• **The request**:
Search the material for the word "NumberBodySentences" and copy each line that holds it.

• **Record extracts**:
▬▬▬▬▬▬▬▬▬▬
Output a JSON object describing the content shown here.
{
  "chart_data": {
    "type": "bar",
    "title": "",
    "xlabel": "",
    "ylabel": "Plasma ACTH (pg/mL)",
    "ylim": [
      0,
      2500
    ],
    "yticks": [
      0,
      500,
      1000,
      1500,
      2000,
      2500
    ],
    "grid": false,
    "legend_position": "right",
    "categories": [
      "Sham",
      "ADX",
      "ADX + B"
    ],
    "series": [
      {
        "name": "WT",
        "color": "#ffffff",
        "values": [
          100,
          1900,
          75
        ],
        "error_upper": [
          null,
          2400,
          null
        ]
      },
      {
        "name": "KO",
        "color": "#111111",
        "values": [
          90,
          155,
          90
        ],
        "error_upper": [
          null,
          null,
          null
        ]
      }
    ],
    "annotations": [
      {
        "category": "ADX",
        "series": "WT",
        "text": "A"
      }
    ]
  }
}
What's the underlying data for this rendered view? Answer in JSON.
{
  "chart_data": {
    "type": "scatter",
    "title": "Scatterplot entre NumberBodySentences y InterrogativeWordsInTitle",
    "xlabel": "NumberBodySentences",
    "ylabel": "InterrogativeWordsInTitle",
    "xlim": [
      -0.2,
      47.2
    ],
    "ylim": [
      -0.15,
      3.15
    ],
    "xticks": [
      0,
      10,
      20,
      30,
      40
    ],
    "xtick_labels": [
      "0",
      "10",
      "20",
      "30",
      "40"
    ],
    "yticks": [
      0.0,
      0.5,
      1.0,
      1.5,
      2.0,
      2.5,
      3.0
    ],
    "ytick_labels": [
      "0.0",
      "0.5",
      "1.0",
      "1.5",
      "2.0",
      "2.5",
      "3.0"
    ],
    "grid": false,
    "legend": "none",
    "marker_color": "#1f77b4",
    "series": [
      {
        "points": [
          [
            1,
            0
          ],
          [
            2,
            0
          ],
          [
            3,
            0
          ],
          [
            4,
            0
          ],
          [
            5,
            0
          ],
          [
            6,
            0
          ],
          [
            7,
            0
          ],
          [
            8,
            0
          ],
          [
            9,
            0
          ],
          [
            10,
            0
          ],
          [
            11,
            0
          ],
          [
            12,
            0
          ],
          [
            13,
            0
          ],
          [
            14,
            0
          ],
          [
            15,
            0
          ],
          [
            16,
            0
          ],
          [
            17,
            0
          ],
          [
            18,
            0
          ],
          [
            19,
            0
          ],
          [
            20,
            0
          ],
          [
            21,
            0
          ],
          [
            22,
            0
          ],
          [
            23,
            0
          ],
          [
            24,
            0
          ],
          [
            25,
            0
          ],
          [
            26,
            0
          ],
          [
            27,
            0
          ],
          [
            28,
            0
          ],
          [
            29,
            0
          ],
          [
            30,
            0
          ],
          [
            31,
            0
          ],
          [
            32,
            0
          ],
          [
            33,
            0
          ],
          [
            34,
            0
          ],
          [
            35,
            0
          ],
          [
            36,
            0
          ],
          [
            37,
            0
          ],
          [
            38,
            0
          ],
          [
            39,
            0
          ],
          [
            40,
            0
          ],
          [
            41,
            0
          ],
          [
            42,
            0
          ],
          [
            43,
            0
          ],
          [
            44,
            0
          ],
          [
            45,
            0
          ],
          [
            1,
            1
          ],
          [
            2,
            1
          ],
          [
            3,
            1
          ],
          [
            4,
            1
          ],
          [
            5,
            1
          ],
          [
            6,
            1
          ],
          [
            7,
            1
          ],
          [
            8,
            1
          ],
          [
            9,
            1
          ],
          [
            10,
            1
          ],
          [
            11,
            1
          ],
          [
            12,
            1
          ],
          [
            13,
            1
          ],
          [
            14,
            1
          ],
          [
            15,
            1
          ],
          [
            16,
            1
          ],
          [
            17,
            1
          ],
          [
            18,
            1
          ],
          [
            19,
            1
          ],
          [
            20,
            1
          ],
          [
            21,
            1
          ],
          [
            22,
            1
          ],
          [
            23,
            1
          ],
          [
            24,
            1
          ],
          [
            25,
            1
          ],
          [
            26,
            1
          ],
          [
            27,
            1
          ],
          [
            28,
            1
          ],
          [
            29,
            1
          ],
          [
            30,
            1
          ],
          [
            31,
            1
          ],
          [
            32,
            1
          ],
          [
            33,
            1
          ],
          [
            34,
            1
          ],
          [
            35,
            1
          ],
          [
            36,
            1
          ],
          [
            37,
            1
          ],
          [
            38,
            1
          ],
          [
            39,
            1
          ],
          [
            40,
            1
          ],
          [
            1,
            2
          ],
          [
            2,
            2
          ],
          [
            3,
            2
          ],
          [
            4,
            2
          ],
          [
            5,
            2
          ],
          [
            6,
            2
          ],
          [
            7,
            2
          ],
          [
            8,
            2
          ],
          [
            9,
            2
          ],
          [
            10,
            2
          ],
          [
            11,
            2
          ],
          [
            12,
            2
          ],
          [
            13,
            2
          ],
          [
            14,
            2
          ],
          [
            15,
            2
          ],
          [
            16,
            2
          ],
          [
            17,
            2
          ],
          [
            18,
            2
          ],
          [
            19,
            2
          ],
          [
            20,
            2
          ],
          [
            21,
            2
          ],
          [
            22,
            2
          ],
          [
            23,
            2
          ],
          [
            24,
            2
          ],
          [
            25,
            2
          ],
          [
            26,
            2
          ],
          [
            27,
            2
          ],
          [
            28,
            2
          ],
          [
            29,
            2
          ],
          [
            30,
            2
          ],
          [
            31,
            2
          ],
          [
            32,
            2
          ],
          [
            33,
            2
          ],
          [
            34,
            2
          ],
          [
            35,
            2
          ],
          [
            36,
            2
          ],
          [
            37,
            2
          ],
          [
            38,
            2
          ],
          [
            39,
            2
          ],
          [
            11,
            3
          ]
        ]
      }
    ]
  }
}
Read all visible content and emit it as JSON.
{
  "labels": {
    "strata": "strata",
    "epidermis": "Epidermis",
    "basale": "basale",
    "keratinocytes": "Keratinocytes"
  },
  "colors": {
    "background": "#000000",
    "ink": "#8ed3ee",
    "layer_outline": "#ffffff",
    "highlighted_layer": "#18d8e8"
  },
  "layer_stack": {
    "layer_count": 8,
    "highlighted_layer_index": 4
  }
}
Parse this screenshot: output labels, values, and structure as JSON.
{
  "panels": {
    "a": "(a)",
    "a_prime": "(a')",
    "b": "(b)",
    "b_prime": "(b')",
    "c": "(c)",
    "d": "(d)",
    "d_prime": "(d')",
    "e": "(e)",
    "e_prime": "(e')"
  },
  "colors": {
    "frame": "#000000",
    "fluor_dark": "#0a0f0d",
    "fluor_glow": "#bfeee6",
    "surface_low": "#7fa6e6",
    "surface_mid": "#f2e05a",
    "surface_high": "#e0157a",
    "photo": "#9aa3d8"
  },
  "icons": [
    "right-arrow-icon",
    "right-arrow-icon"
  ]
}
▬▬▬▬▬▬▬▬▬▬
• **Answer to this task**:
    "title": "Scatterplot entre NumberBodySentences y InterrogativeWordsInTitle",
    "xlabel": "NumberBodySentences",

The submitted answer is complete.